Omit every picture while repeating the entries exactly.
════════════════════
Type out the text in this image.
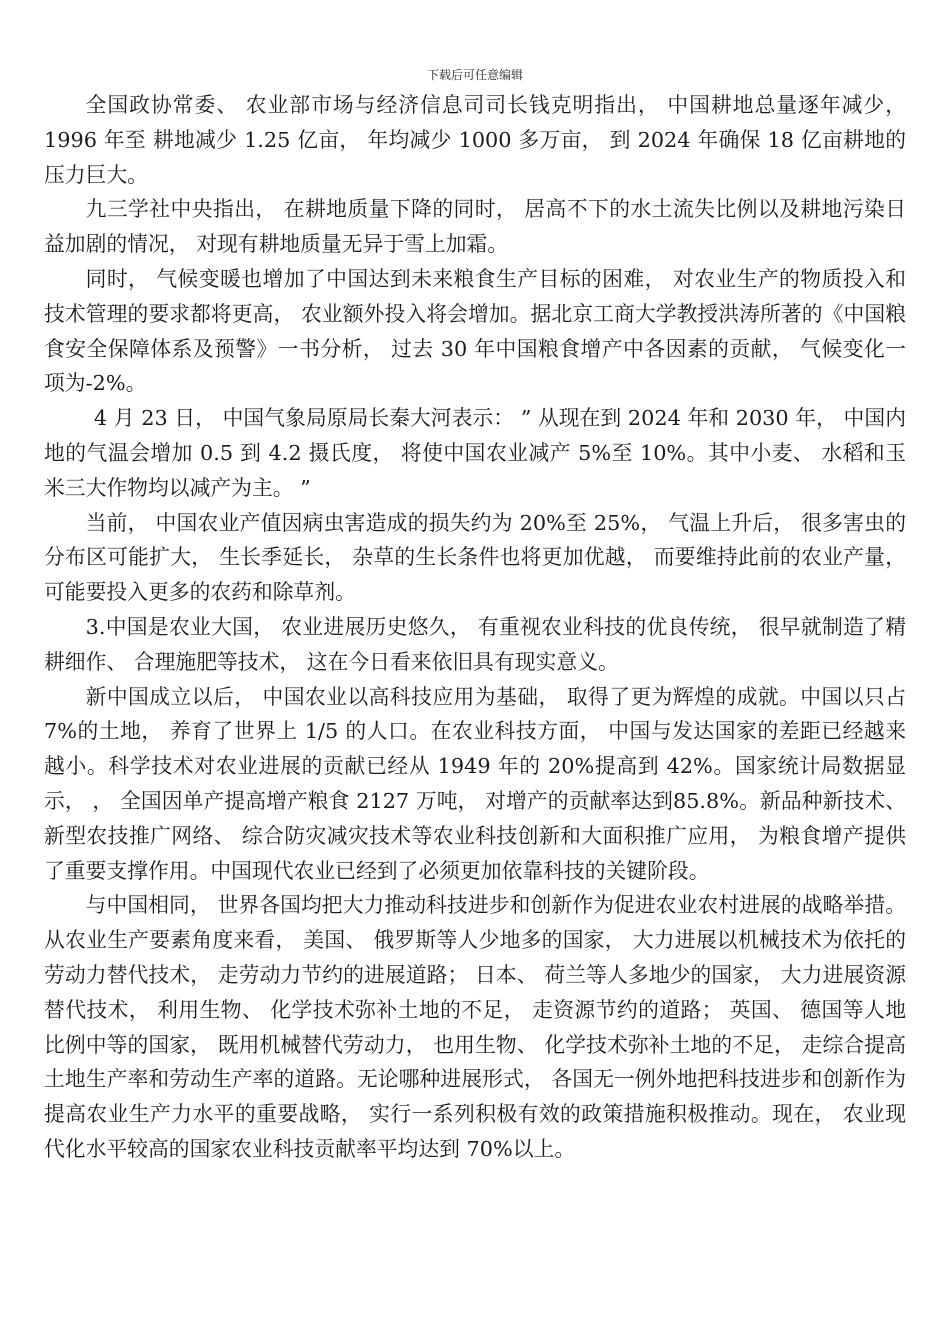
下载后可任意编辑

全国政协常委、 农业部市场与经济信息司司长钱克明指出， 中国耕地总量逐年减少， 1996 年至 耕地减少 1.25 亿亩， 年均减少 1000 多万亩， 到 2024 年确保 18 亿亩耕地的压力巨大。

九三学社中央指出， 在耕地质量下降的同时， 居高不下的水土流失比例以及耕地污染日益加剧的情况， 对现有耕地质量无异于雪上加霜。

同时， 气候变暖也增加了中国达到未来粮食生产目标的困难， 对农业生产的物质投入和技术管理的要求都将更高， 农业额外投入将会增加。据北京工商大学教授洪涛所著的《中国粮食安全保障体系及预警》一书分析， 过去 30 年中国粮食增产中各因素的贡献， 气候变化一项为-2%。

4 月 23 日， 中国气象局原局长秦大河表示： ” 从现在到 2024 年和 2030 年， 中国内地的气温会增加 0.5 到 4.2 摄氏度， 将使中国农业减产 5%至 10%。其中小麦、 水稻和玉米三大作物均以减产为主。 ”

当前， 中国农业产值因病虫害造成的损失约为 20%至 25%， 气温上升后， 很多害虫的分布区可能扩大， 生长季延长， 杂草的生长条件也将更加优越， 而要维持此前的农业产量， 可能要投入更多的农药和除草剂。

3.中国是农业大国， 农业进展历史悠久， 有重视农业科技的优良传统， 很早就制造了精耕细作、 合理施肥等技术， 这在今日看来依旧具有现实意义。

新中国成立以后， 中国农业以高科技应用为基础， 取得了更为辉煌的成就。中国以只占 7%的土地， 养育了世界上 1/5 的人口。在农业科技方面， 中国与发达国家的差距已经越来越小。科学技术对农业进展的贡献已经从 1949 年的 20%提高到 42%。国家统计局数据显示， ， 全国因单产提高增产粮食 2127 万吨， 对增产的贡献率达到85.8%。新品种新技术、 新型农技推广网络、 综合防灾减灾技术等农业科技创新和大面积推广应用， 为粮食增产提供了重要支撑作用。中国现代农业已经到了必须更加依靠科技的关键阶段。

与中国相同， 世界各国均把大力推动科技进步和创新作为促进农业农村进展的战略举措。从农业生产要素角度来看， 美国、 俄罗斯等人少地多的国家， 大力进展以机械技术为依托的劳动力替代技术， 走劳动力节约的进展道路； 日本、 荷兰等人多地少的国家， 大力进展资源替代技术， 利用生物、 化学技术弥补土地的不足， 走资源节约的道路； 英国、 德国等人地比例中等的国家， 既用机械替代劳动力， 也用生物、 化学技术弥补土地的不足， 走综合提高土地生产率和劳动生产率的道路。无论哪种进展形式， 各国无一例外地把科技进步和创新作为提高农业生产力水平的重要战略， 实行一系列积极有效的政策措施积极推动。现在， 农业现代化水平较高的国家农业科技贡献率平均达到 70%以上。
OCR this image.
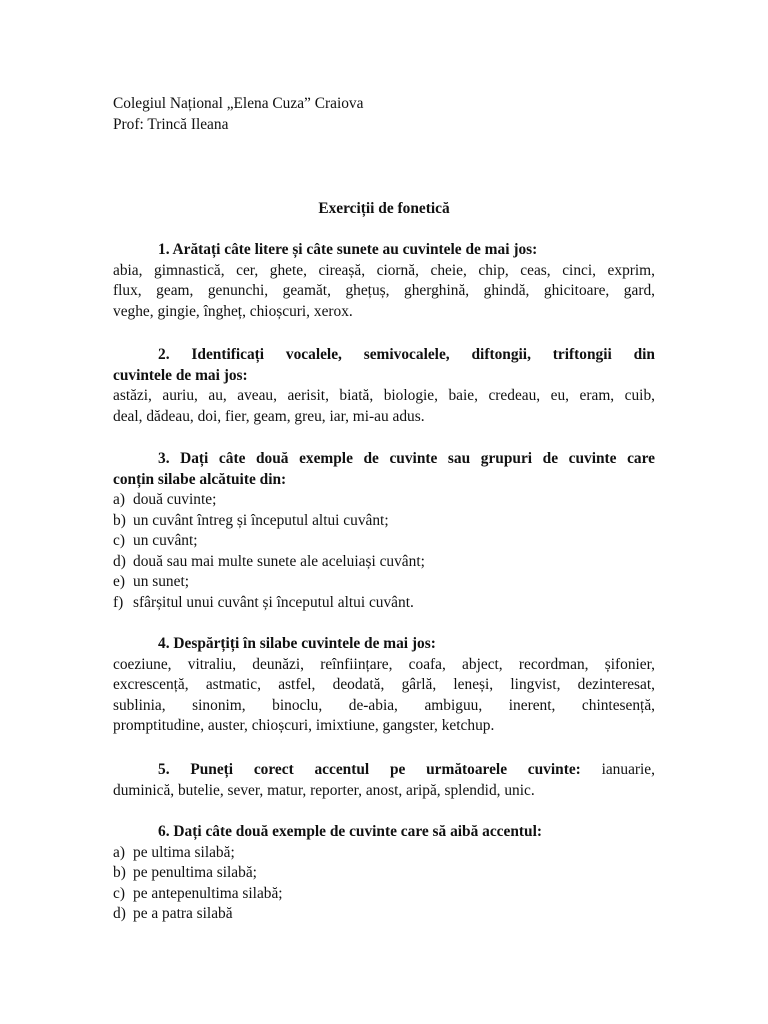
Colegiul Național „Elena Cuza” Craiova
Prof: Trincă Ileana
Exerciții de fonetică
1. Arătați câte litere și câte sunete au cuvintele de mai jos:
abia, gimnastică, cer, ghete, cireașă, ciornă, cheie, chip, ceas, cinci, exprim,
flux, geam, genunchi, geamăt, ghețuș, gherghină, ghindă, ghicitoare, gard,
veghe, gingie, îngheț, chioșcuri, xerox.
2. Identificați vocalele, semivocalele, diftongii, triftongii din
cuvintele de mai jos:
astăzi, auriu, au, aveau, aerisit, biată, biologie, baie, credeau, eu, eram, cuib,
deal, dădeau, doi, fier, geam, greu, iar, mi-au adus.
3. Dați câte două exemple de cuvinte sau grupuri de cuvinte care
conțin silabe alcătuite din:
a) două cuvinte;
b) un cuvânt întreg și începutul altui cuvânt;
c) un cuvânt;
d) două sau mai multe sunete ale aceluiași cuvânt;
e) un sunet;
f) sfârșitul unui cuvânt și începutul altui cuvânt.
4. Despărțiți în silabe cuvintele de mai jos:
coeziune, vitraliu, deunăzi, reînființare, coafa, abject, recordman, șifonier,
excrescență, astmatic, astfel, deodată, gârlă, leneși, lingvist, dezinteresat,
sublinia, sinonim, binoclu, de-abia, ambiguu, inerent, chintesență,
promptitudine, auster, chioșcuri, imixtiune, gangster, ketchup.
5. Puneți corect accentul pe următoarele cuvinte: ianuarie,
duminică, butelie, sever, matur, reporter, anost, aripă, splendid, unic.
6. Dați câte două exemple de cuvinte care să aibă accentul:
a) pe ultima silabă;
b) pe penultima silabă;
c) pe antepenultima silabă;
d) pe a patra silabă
════════════════════
### Solution for this exercise:
Type out the text in this image.
下载后可任意编辑

全国政协常委、 农业部市场与经济信息司司长钱克明指出， 中国耕地总量逐年减少， 1996 年至 耕地减少 1.25 亿亩， 年均减少 1000 多万亩， 到 2024 年确保 18 亿亩耕地的压力巨大。

九三学社中央指出， 在耕地质量下降的同时， 居高不下的水土流失比例以及耕地污染日益加剧的情况， 对现有耕地质量无异于雪上加霜。

同时， 气候变暖也增加了中国达到未来粮食生产目标的困难， 对农业生产的物质投入和技术管理的要求都将更高， 农业额外投入将会增加。据北京工商大学教授洪涛所著的《中国粮食安全保障体系及预警》一书分析， 过去 30 年中国粮食增产中各因素的贡献， 气候变化一项为-2%。

4 月 23 日， 中国气象局原局长秦大河表示： ” 从现在到 2024 年和 2030 年， 中国内地的气温会增加 0.5 到 4.2 摄氏度， 将使中国农业减产 5%至 10%。其中小麦、 水稻和玉米三大作物均以减产为主。 ”

当前， 中国农业产值因病虫害造成的损失约为 20%至 25%， 气温上升后， 很多害虫的分布区可能扩大， 生长季延长， 杂草的生长条件也将更加优越， 而要维持此前的农业产量， 可能要投入更多的农药和除草剂。

3.中国是农业大国， 农业进展历史悠久， 有重视农业科技的优良传统， 很早就制造了精耕细作、 合理施肥等技术， 这在今日看来依旧具有现实意义。

新中国成立以后， 中国农业以高科技应用为基础， 取得了更为辉煌的成就。中国以只占 7%的土地， 养育了世界上 1/5 的人口。在农业科技方面， 中国与发达国家的差距已经越来越小。科学技术对农业进展的贡献已经从 1949 年的 20%提高到 42%。国家统计局数据显示， ， 全国因单产提高增产粮食 2127 万吨， 对增产的贡献率达到85.8%。新品种新技术、 新型农技推广网络、 综合防灾减灾技术等农业科技创新和大面积推广应用， 为粮食增产提供了重要支撑作用。中国现代农业已经到了必须更加依靠科技的关键阶段。

与中国相同， 世界各国均把大力推动科技进步和创新作为促进农业农村进展的战略举措。从农业生产要素角度来看， 美国、 俄罗斯等人少地多的国家， 大力进展以机械技术为依托的劳动力替代技术， 走劳动力节约的进展道路； 日本、 荷兰等人多地少的国家， 大力进展资源替代技术， 利用生物、 化学技术弥补土地的不足， 走资源节约的道路； 英国、 德国等人地比例中等的国家， 既用机械替代劳动力， 也用生物、 化学技术弥补土地的不足， 走综合提高土地生产率和劳动生产率的道路。无论哪种进展形式， 各国无一例外地把科技进步和创新作为提高农业生产力水平的重要战略， 实行一系列积极有效的政策措施积极推动。现在， 农业现代化水平较高的国家农业科技贡献率平均达到 70%以上。
OCR this image.
Colegiul Național „Elena Cuza” Craiova
Prof: Trincă Ileana
Exerciții de fonetică
1. Arătați câte litere și câte sunete au cuvintele de mai jos:
abia, gimnastică, cer, ghete, cireașă, ciornă, cheie, chip, ceas, cinci, exprim,
flux, geam, genunchi, geamăt, ghețuș, gherghină, ghindă, ghicitoare, gard,
veghe, gingie, îngheț, chioșcuri, xerox.
2. Identificați vocalele, semivocalele, diftongii, triftongii din
cuvintele de mai jos:
astăzi, auriu, au, aveau, aerisit, biată, biologie, baie, credeau, eu, eram, cuib,
deal, dădeau, doi, fier, geam, greu, iar, mi-au adus.
3. Dați câte două exemple de cuvinte sau grupuri de cuvinte care
conțin silabe alcătuite din:
a) două cuvinte;
b) un cuvânt întreg și începutul altui cuvânt;
c) un cuvânt;
d) două sau mai multe sunete ale aceluiași cuvânt;
e) un sunet;
f) sfârșitul unui cuvânt și începutul altui cuvânt.
4. Despărțiți în silabe cuvintele de mai jos:
coeziune, vitraliu, deunăzi, reînființare, coafa, abject, recordman, șifonier,
excrescență, astmatic, astfel, deodată, gârlă, leneși, lingvist, dezinteresat,
sublinia, sinonim, binoclu, de-abia, ambiguu, inerent, chintesență,
promptitudine, auster, chioșcuri, imixtiune, gangster, ketchup.
5. Puneți corect accentul pe următoarele cuvinte: ianuarie,
duminică, butelie, sever, matur, reporter, anost, aripă, splendid, unic.
6. Dați câte două exemple de cuvinte care să aibă accentul:
a) pe ultima silabă;
b) pe penultima silabă;
c) pe antepenultima silabă;
d) pe a patra silabă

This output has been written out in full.